───── GIVEN RECORDS ─────
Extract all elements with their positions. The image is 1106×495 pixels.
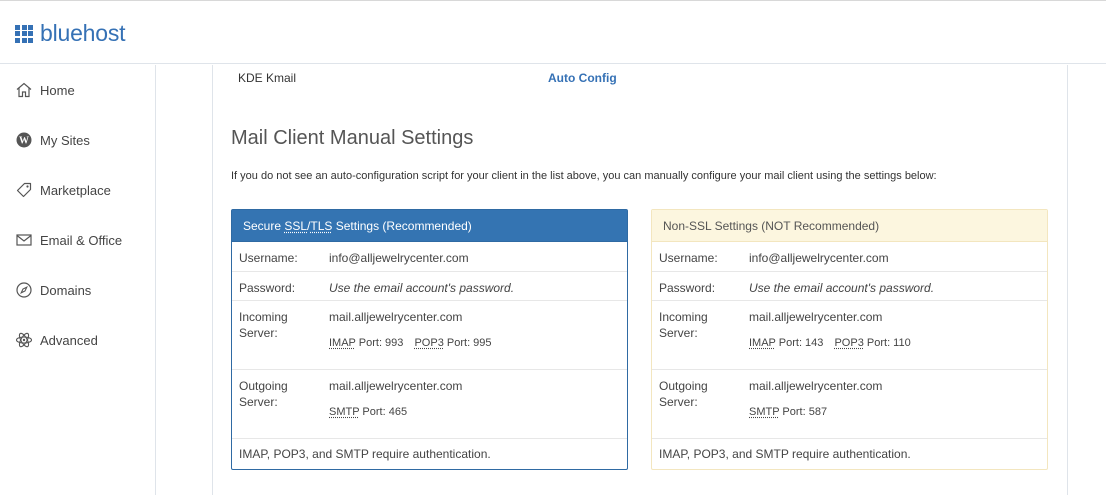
nonssl-username-row: Username: info@alljewelrycenter.com — [652, 242, 1047, 272]
mail-client-name: KDE Kmail — [238, 71, 297, 85]
secure-outgoing-row: Outgoing Server: mail.alljewelrycenter.co… — [232, 370, 627, 439]
imap-abbr: IMAP — [749, 337, 776, 349]
incoming-ports: IMAP Port: 993 POP3 Port: 995 — [329, 337, 492, 349]
sidebar-item-marketplace[interactable]: Marketplace — [15, 181, 111, 199]
compass-icon — [15, 281, 33, 299]
nonssl-auth-note-row: IMAP, POP3, and SMTP require authenticat… — [652, 439, 1047, 469]
tag-icon — [15, 181, 33, 199]
brand-name: bluehost — [40, 20, 126, 46]
outgoing-ports: SMTP Port: 587 — [749, 406, 827, 418]
incoming-server-value: mail.alljewelrycenter.com — [329, 310, 463, 324]
outgoing-server-value: mail.alljewelrycenter.com — [329, 379, 463, 393]
manual-settings-description: If you do not see an auto-configuration … — [231, 170, 937, 182]
manual-settings-title: Mail Client Manual Settings — [231, 127, 474, 149]
pop3-port: Port: 110 — [866, 337, 911, 349]
pop3-abbr: POP3 — [834, 337, 864, 349]
password-label: Password: — [659, 281, 716, 295]
auth-note: IMAP, POP3, and SMTP require authenticat… — [659, 447, 911, 461]
ssl-abbr: SSL — [284, 219, 308, 233]
sidebar: Home W My Sites Marketplace Email & Offi… — [0, 65, 156, 495]
secure-incoming-row: Incoming Server: mail.alljewelrycenter.co… — [232, 301, 627, 370]
sidebar-item-label: Domains — [40, 282, 92, 298]
sidebar-item-label: Email & Office — [40, 232, 123, 248]
incoming-server-label: Incoming Server: — [239, 310, 288, 340]
secure-password-row: Password: Use the email account's passwo… — [232, 272, 627, 301]
secure-auth-note-row: IMAP, POP3, and SMTP require authenticat… — [232, 439, 627, 469]
smtp-port: Port: 465 — [362, 406, 408, 418]
auto-config-link[interactable]: Auto Config — [548, 71, 617, 85]
sidebar-item-label: My Sites — [40, 132, 90, 148]
secure-username-row: Username: info@alljewelrycenter.com — [232, 242, 627, 272]
nonssl-settings-card: Non-SSL Settings (NOT Recommended) Usern… — [651, 209, 1048, 470]
username-label: Username: — [659, 251, 718, 265]
sidebar-item-home[interactable]: Home — [15, 81, 75, 99]
smtp-port: Port: 587 — [782, 406, 828, 418]
imap-abbr: IMAP — [329, 337, 356, 349]
sidebar-item-label: Home — [40, 82, 75, 98]
nonssl-settings-header: Non-SSL Settings (NOT Recommended) — [652, 210, 1047, 242]
password-value: Use the email account's password. — [329, 281, 515, 295]
sidebar-item-label: Marketplace — [40, 182, 111, 198]
nonssl-incoming-row: Incoming Server: mail.alljewelrycenter.co… — [652, 301, 1047, 370]
outgoing-server-label: Outgoing Server: — [659, 379, 708, 409]
wordpress-icon: W — [15, 131, 33, 149]
tls-abbr: TLS — [310, 219, 333, 233]
atom-icon — [15, 331, 33, 349]
secure-settings-header: Secure SSL/TLS Settings (Recommended) — [232, 210, 627, 242]
incoming-server-label: Incoming Server: — [659, 310, 708, 340]
incoming-ports: IMAP Port: 143 POP3 Port: 110 — [749, 337, 911, 349]
password-label: Password: — [239, 281, 296, 295]
outgoing-ports: SMTP Port: 465 — [329, 406, 407, 418]
pop3-port: Port: 995 — [446, 337, 492, 349]
password-value: Use the email account's password. — [749, 281, 935, 295]
svg-text:W: W — [19, 136, 29, 147]
top-header: bluehost — [0, 4, 1106, 64]
nonssl-outgoing-row: Outgoing Server: mail.alljewelrycenter.co… — [652, 370, 1047, 439]
secure-settings-card: Secure SSL/TLS Settings (Recommended) Us… — [231, 209, 628, 470]
outgoing-server-label: Outgoing Server: — [239, 379, 288, 409]
imap-port: Port: 143 — [778, 337, 824, 349]
imap-port: Port: 993 — [358, 337, 404, 349]
sidebar-item-domains[interactable]: Domains — [15, 281, 91, 299]
auth-note: IMAP, POP3, and SMTP require authenticat… — [239, 447, 491, 461]
sidebar-item-label: Advanced — [40, 332, 98, 348]
bluehost-logo[interactable]: bluehost — [15, 20, 126, 47]
smtp-abbr: SMTP — [329, 406, 360, 418]
incoming-server-value: mail.alljewelrycenter.com — [749, 310, 883, 324]
grid-logo-icon — [15, 24, 33, 43]
smtp-abbr: SMTP — [749, 406, 780, 418]
secure-title-suffix: Settings (Recommended) — [332, 219, 472, 233]
home-icon — [15, 81, 33, 99]
envelope-icon — [15, 231, 33, 249]
username-label: Username: — [239, 251, 298, 265]
username-value: info@alljewelrycenter.com — [749, 251, 889, 265]
sidebar-item-email-office[interactable]: Email & Office — [15, 231, 122, 249]
outgoing-server-value: mail.alljewelrycenter.com — [749, 379, 883, 393]
nonssl-password-row: Password: Use the email account's passwo… — [652, 272, 1047, 301]
sidebar-item-my-sites[interactable]: W My Sites — [15, 131, 90, 149]
username-value: info@alljewelrycenter.com — [329, 251, 469, 265]
pop3-abbr: POP3 — [414, 337, 444, 349]
secure-title-prefix: Secure — [243, 219, 285, 233]
sidebar-item-advanced[interactable]: Advanced — [15, 331, 98, 349]
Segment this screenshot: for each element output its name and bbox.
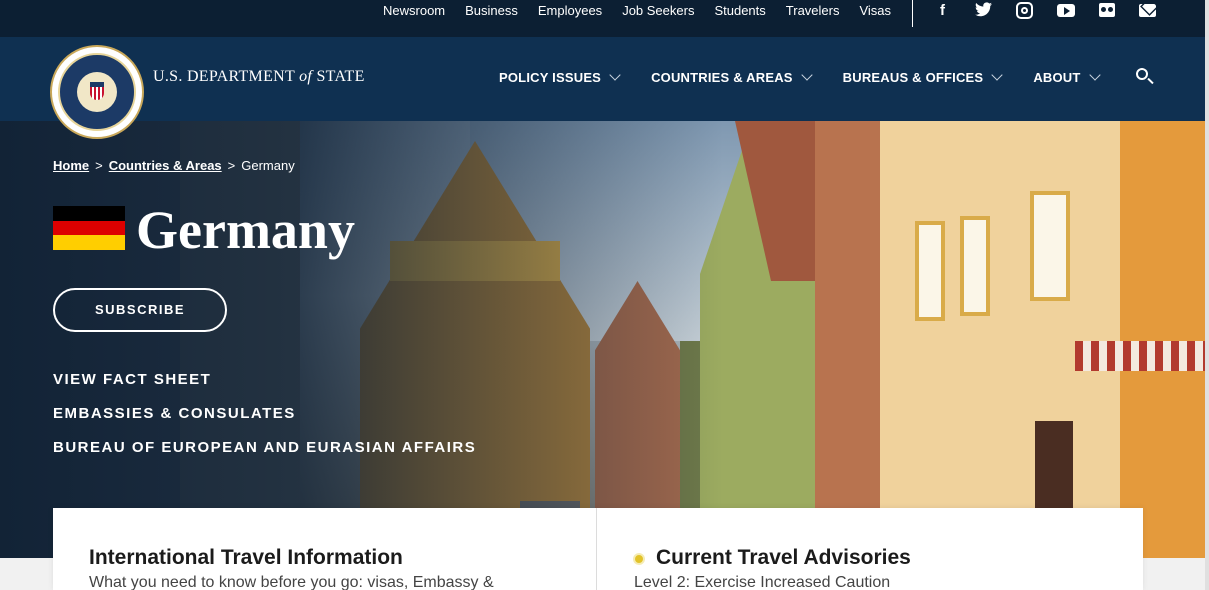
seal-ring <box>58 53 136 131</box>
utility-divider <box>912 0 913 27</box>
facebook-icon[interactable]: f <box>934 2 951 19</box>
seal-shield-icon <box>90 82 104 100</box>
utility-link-students[interactable]: Students <box>714 0 765 22</box>
utility-link-newsroom[interactable]: Newsroom <box>383 0 445 22</box>
primary-nav: POLICY ISSUES COUNTRIES & AREAS BUREAUS … <box>499 69 1131 85</box>
germany-flag-icon <box>53 206 125 250</box>
utility-link-business[interactable]: Business <box>465 0 518 22</box>
page-title: Germany <box>136 200 355 260</box>
nav-about[interactable]: ABOUT <box>1033 69 1101 85</box>
breadcrumb-countries-areas[interactable]: Countries & Areas <box>109 158 222 173</box>
email-icon[interactable] <box>1139 4 1156 17</box>
info-cards: International Travel Information What yo… <box>53 508 1143 590</box>
breadcrumb-current: Germany <box>241 158 295 173</box>
brand-of: of <box>299 68 313 85</box>
flickr-icon[interactable] <box>1099 3 1115 17</box>
flag-stripe-red <box>53 220 125 236</box>
seal-eagle <box>77 72 117 112</box>
chevron-down-icon <box>991 69 1003 81</box>
flag-stripe-black <box>53 206 125 221</box>
utility-link-employees[interactable]: Employees <box>538 0 602 22</box>
nav-bureaus-offices[interactable]: BUREAUS & OFFICES <box>842 69 1003 85</box>
nav-label: COUNTRIES & AREAS <box>651 70 793 85</box>
card-title: International Travel Information <box>89 546 403 569</box>
utility-link-visas[interactable]: Visas <box>859 0 891 22</box>
card-title: Current Travel Advisories <box>656 546 911 569</box>
instagram-icon[interactable] <box>1016 2 1033 19</box>
card-subtitle: What you need to know before you go: vis… <box>89 574 494 590</box>
nav-policy-issues[interactable]: POLICY ISSUES <box>499 69 621 85</box>
travel-advisories-card[interactable]: Current Travel Advisories Level 2: Exerc… <box>598 508 1143 590</box>
breadcrumb: Home > Countries & Areas > Germany <box>53 158 295 173</box>
card-subtitle: Level 2: Exercise Increased Caution <box>634 574 891 590</box>
breadcrumb-separator: > <box>227 158 236 173</box>
hero-links: VIEW FACT SHEET EMBASSIES & CONSULATES B… <box>53 372 476 474</box>
search-icon[interactable] <box>1136 68 1148 80</box>
department-seal-logo[interactable] <box>50 45 144 139</box>
brand-main: U.S. DEPARTMENT <box>153 68 295 85</box>
chevron-down-icon <box>801 69 813 81</box>
bureau-european-eurasian-affairs-link[interactable]: BUREAU OF EUROPEAN AND EURASIAN AFFAIRS <box>53 440 476 474</box>
page-scrollbar[interactable] <box>1205 0 1209 590</box>
view-fact-sheet-link[interactable]: VIEW FACT SHEET <box>53 372 476 406</box>
nav-label: POLICY ISSUES <box>499 70 602 85</box>
chevron-down-icon <box>609 69 621 81</box>
utility-links: Newsroom Business Employees Job Seekers … <box>383 0 911 22</box>
breadcrumb-separator: > <box>95 158 103 173</box>
main-nav: U.S. DEPARTMENT of STATE POLICY ISSUES C… <box>0 37 1205 139</box>
social-links: f <box>934 2 1180 19</box>
nav-label: ABOUT <box>1033 70 1081 85</box>
advisory-level-dot-icon <box>633 553 645 565</box>
travel-information-card[interactable]: International Travel Information What yo… <box>53 508 597 590</box>
youtube-icon[interactable] <box>1057 4 1075 17</box>
hero-banner: Home > Countries & Areas > Germany Germany S… <box>0 121 1205 558</box>
flag-stripe-gold <box>53 235 125 250</box>
brand-end: STATE <box>316 68 365 85</box>
subscribe-button[interactable]: SUBSCRIBE <box>53 288 227 332</box>
utility-link-travelers[interactable]: Travelers <box>786 0 840 22</box>
embassies-consulates-link[interactable]: EMBASSIES & CONSULATES <box>53 406 476 440</box>
site-brand[interactable]: U.S. DEPARTMENT of STATE <box>153 68 365 86</box>
twitter-icon[interactable] <box>975 2 992 19</box>
nav-label: BUREAUS & OFFICES <box>842 70 984 85</box>
utility-link-job-seekers[interactable]: Job Seekers <box>622 0 694 22</box>
chevron-down-icon <box>1088 69 1101 81</box>
utility-bar: Newsroom Business Employees Job Seekers … <box>0 0 1205 37</box>
breadcrumb-home[interactable]: Home <box>53 158 89 173</box>
hero-overlay <box>0 121 1205 558</box>
nav-countries-areas[interactable]: COUNTRIES & AREAS <box>651 69 813 85</box>
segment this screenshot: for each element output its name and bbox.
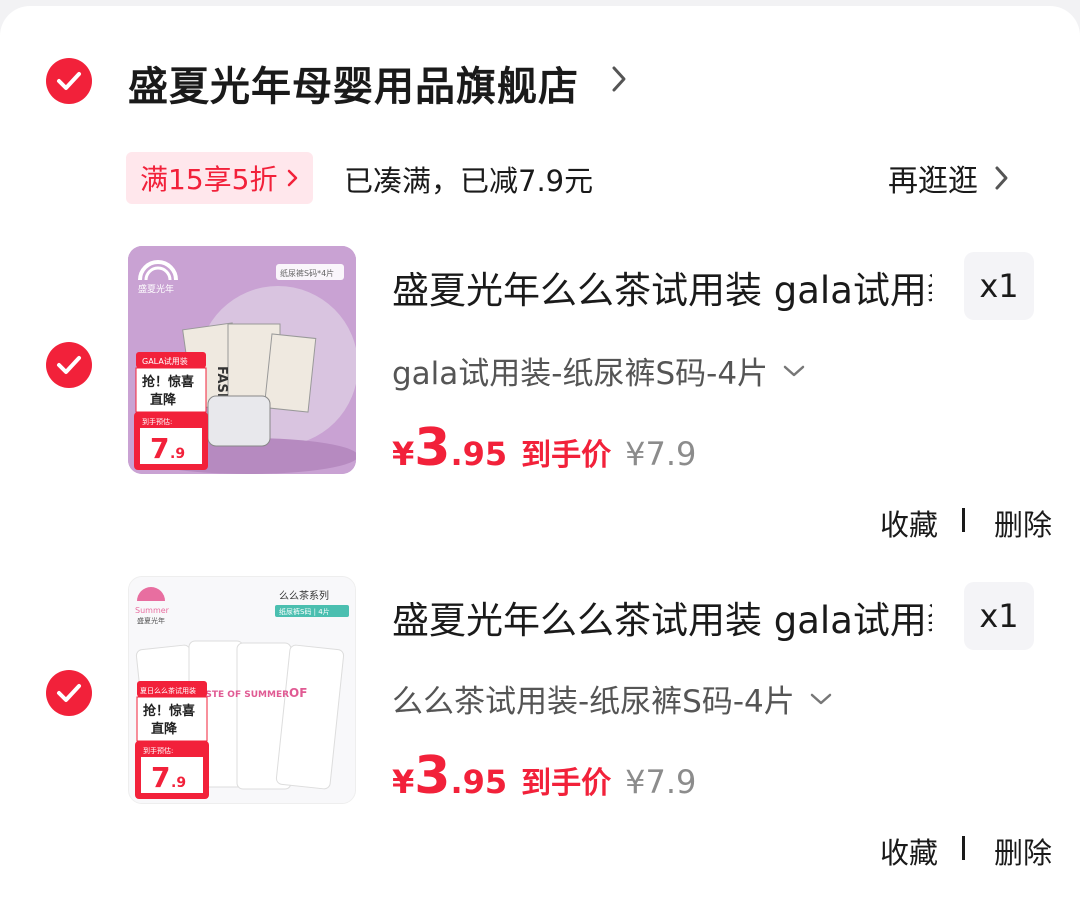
─────
▶ **STATED TASK**:
Please output, exactly as they appear in the records, the lines from the one containing "nonssl-username-row: Username: info@alljewelrycenter.com" through the one containing "sidebar-item-marketplace[interactable]: Marketplace —", with both of those lines included.

▶ **ANSWER BELOW**:
nonssl-username-row: Username: info@alljewelrycenter.com — [652, 242, 1047, 272]
mail-client-name: KDE Kmail — [238, 71, 297, 85]
secure-outgoing-row: Outgoing Server: mail.alljewelrycenter.co… — [232, 370, 627, 439]
imap-abbr: IMAP — [749, 337, 776, 349]
incoming-ports: IMAP Port: 993 POP3 Port: 995 — [329, 337, 492, 349]
sidebar-item-marketplace[interactable]: Marketplace — [15, 181, 111, 199]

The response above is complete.